● **REQUIREMENTS**:
Search the material below for the string "AOC和" and list each line that holds it.
+++++
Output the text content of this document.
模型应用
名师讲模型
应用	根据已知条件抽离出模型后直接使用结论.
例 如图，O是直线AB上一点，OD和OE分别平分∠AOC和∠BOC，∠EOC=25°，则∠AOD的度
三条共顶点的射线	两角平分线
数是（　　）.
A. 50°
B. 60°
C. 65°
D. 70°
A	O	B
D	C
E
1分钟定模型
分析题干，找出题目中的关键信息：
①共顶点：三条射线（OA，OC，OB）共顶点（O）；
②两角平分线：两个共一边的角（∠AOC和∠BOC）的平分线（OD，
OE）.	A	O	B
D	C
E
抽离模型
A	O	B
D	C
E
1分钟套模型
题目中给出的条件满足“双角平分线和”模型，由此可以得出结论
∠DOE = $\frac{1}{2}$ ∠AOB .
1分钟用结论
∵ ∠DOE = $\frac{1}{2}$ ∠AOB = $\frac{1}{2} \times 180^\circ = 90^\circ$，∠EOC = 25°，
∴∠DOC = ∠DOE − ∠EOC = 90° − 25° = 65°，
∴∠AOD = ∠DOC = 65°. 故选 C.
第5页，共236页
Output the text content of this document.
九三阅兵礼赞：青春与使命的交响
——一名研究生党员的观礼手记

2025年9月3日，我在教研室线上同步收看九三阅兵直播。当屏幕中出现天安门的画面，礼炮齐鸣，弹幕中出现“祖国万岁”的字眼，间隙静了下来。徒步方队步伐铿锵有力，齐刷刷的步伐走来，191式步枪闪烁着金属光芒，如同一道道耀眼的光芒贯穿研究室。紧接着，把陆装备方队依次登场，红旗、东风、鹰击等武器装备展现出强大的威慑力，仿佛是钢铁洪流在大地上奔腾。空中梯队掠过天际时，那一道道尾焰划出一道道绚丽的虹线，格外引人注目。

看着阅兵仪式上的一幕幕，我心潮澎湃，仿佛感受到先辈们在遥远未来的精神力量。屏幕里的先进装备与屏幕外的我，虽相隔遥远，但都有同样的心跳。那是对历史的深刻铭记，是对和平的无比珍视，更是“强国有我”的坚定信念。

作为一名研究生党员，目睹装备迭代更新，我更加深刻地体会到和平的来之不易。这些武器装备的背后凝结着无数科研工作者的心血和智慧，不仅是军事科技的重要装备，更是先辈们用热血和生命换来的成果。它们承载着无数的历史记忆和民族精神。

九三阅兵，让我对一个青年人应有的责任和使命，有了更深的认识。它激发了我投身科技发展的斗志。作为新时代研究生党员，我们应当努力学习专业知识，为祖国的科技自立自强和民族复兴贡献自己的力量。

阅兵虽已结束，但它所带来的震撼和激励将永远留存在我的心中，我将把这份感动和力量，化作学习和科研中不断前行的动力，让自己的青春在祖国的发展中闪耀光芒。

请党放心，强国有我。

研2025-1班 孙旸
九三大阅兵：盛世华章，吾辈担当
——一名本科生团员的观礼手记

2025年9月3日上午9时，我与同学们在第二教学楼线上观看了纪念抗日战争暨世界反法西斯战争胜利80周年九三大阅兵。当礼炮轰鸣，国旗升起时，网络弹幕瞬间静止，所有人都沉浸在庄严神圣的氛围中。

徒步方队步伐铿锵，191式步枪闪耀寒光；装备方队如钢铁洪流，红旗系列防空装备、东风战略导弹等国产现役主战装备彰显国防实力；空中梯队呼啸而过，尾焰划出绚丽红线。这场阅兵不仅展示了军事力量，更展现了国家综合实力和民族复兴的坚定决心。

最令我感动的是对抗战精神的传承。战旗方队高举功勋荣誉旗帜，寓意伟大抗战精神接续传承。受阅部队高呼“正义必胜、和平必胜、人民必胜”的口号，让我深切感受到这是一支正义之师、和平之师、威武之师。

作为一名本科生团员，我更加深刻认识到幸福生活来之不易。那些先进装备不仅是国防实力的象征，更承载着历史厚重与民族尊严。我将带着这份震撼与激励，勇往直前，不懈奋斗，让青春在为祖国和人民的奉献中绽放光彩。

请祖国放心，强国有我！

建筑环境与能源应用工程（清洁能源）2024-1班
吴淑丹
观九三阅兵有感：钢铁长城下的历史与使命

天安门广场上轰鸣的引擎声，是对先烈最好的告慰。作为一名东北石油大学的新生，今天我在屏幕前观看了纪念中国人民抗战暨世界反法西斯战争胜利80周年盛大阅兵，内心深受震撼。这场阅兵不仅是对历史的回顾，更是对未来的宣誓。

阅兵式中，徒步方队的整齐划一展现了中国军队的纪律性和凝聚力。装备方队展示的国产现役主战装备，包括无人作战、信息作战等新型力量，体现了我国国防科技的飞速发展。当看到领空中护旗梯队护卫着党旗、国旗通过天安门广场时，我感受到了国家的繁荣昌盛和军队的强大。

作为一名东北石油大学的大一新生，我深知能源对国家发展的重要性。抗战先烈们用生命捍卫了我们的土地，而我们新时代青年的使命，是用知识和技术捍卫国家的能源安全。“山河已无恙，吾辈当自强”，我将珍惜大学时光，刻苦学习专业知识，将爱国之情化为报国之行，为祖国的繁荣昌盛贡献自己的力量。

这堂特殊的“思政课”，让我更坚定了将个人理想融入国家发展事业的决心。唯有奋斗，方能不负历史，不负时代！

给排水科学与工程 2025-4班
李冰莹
+++++
● **THE OUTPUT**:
例 如图，O是直线AB上一点，OD和OE分别平分∠AOC和∠BOC，∠EOC=25°，则∠AOD的度
②两角平分线：两个共一边的角（∠AOC和∠BOC）的平分线（OD，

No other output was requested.